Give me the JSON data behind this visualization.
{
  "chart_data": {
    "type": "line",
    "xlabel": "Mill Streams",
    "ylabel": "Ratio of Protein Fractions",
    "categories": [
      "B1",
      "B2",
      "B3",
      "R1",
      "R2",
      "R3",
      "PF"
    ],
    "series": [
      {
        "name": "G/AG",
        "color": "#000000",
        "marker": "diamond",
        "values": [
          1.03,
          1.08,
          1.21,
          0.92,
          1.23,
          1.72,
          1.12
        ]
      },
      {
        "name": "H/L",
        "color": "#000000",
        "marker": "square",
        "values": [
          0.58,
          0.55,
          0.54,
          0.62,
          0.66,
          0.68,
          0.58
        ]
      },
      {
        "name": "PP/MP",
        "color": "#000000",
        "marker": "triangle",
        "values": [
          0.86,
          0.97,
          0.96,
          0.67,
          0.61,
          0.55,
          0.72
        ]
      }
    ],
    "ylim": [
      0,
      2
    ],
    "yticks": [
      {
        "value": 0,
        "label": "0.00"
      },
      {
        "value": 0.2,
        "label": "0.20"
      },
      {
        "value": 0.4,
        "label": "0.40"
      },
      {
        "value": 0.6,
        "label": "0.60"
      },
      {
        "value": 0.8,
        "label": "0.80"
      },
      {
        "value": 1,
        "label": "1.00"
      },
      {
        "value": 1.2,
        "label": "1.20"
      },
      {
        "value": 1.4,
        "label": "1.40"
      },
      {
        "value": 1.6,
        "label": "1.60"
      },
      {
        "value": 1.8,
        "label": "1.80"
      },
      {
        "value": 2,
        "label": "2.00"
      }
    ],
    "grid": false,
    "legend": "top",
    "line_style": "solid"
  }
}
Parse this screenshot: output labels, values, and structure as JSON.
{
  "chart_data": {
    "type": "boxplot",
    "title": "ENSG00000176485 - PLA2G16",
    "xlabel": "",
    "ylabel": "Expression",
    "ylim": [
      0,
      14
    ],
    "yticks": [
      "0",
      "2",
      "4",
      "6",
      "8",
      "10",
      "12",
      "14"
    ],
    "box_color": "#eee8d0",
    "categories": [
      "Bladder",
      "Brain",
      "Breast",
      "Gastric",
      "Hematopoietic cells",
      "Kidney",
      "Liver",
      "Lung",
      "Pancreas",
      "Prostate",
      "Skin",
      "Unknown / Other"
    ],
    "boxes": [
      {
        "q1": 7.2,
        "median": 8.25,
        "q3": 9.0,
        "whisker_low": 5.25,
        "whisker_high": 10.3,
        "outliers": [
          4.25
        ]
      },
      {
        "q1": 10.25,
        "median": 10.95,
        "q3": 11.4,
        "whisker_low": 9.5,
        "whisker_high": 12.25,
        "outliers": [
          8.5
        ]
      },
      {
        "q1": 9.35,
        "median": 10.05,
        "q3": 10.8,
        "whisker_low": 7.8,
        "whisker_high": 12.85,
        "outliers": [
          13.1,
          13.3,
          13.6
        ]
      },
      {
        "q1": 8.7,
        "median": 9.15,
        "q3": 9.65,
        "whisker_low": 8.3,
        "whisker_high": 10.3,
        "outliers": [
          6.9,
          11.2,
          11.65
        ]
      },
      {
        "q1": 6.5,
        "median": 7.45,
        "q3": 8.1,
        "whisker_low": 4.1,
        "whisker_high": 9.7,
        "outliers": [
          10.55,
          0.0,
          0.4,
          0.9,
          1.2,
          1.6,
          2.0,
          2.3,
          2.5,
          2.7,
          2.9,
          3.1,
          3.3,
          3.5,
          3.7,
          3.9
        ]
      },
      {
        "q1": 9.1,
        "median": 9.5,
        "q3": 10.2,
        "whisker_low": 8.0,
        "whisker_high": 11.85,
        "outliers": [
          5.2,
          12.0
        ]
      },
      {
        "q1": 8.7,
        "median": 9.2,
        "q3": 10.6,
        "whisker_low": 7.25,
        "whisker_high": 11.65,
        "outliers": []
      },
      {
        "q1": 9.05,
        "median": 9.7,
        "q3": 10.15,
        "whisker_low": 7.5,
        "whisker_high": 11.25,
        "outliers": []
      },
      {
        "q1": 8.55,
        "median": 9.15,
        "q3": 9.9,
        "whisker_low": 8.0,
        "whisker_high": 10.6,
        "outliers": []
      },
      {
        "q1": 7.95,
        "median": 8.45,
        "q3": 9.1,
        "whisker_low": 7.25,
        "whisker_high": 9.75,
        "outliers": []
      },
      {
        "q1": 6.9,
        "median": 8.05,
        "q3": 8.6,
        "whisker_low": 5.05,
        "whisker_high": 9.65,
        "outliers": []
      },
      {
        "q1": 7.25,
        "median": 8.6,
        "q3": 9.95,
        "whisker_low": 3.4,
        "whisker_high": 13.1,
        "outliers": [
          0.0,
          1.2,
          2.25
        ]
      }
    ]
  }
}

++++++++++

▶ [TASK] Nothing in the data may be left out; copy every line exactly.

▶ [ANSWER BOX]
Give me the JSON data behind this visualization.
{
  "chart_data": {
    "type": "line",
    "xlabel": "Mill Streams",
    "ylabel": "Ratio of Protein Fractions",
    "categories": [
      "B1",
      "B2",
      "B3",
      "R1",
      "R2",
      "R3",
      "PF"
    ],
    "series": [
      {
        "name": "G/AG",
        "color": "#000000",
        "marker": "diamond",
        "values": [
          1.03,
          1.08,
          1.21,
          0.92,
          1.23,
          1.72,
          1.12
        ]
      },
      {
        "name": "H/L",
        "color": "#000000",
        "marker": "square",
        "values": [
          0.58,
          0.55,
          0.54,
          0.62,
          0.66,
          0.68,
          0.58
        ]
      },
      {
        "name": "PP/MP",
        "color": "#000000",
        "marker": "triangle",
        "values": [
          0.86,
          0.97,
          0.96,
          0.67,
          0.61,
          0.55,
          0.72
        ]
      }
    ],
    "ylim": [
      0,
      2
    ],
    "yticks": [
      {
        "value": 0,
        "label": "0.00"
      },
      {
        "value": 0.2,
        "label": "0.20"
      },
      {
        "value": 0.4,
        "label": "0.40"
      },
      {
        "value": 0.6,
        "label": "0.60"
      },
      {
        "value": 0.8,
        "label": "0.80"
      },
      {
        "value": 1,
        "label": "1.00"
      },
      {
        "value": 1.2,
        "label": "1.20"
      },
      {
        "value": 1.4,
        "label": "1.40"
      },
      {
        "value": 1.6,
        "label": "1.60"
      },
      {
        "value": 1.8,
        "label": "1.80"
      },
      {
        "value": 2,
        "label": "2.00"
      }
    ],
    "grid": false,
    "legend": "top",
    "line_style": "solid"
  }
}
Parse this screenshot: output labels, values, and structure as JSON.
{
  "chart_data": {
    "type": "boxplot",
    "title": "ENSG00000176485 - PLA2G16",
    "xlabel": "",
    "ylabel": "Expression",
    "ylim": [
      0,
      14
    ],
    "yticks": [
      "0",
      "2",
      "4",
      "6",
      "8",
      "10",
      "12",
      "14"
    ],
    "box_color": "#eee8d0",
    "categories": [
      "Bladder",
      "Brain",
      "Breast",
      "Gastric",
      "Hematopoietic cells",
      "Kidney",
      "Liver",
      "Lung",
      "Pancreas",
      "Prostate",
      "Skin",
      "Unknown / Other"
    ],
    "boxes": [
      {
        "q1": 7.2,
        "median": 8.25,
        "q3": 9.0,
        "whisker_low": 5.25,
        "whisker_high": 10.3,
        "outliers": [
          4.25
        ]
      },
      {
        "q1": 10.25,
        "median": 10.95,
        "q3": 11.4,
        "whisker_low": 9.5,
        "whisker_high": 12.25,
        "outliers": [
          8.5
        ]
      },
      {
        "q1": 9.35,
        "median": 10.05,
        "q3": 10.8,
        "whisker_low": 7.8,
        "whisker_high": 12.85,
        "outliers": [
          13.1,
          13.3,
          13.6
        ]
      },
      {
        "q1": 8.7,
        "median": 9.15,
        "q3": 9.65,
        "whisker_low": 8.3,
        "whisker_high": 10.3,
        "outliers": [
          6.9,
          11.2,
          11.65
        ]
      },
      {
        "q1": 6.5,
        "median": 7.45,
        "q3": 8.1,
        "whisker_low": 4.1,
        "whisker_high": 9.7,
        "outliers": [
          10.55,
          0.0,
          0.4,
          0.9,
          1.2,
          1.6,
          2.0,
          2.3,
          2.5,
          2.7,
          2.9,
          3.1,
          3.3,
          3.5,
          3.7,
          3.9
        ]
      },
      {
        "q1": 9.1,
        "median": 9.5,
        "q3": 10.2,
        "whisker_low": 8.0,
        "whisker_high": 11.85,
        "outliers": [
          5.2,
          12.0
        ]
      },
      {
        "q1": 8.7,
        "median": 9.2,
        "q3": 10.6,
        "whisker_low": 7.25,
        "whisker_high": 11.65,
        "outliers": []
      },
      {
        "q1": 9.05,
        "median": 9.7,
        "q3": 10.15,
        "whisker_low": 7.5,
        "whisker_high": 11.25,
        "outliers": []
      },
      {
        "q1": 8.55,
        "median": 9.15,
        "q3": 9.9,
        "whisker_low": 8.0,
        "whisker_high": 10.6,
        "outliers": []
      },
      {
        "q1": 7.95,
        "median": 8.45,
        "q3": 9.1,
        "whisker_low": 7.25,
        "whisker_high": 9.75,
        "outliers": []
      },
      {
        "q1": 6.9,
        "median": 8.05,
        "q3": 8.6,
        "whisker_low": 5.05,
        "whisker_high": 9.65,
        "outliers": []
      },
      {
        "q1": 7.25,
        "median": 8.6,
        "q3": 9.95,
        "whisker_low": 3.4,
        "whisker_high": 13.1,
        "outliers": [
          0.0,
          1.2,
          2.25
        ]
      }
    ]
  }
}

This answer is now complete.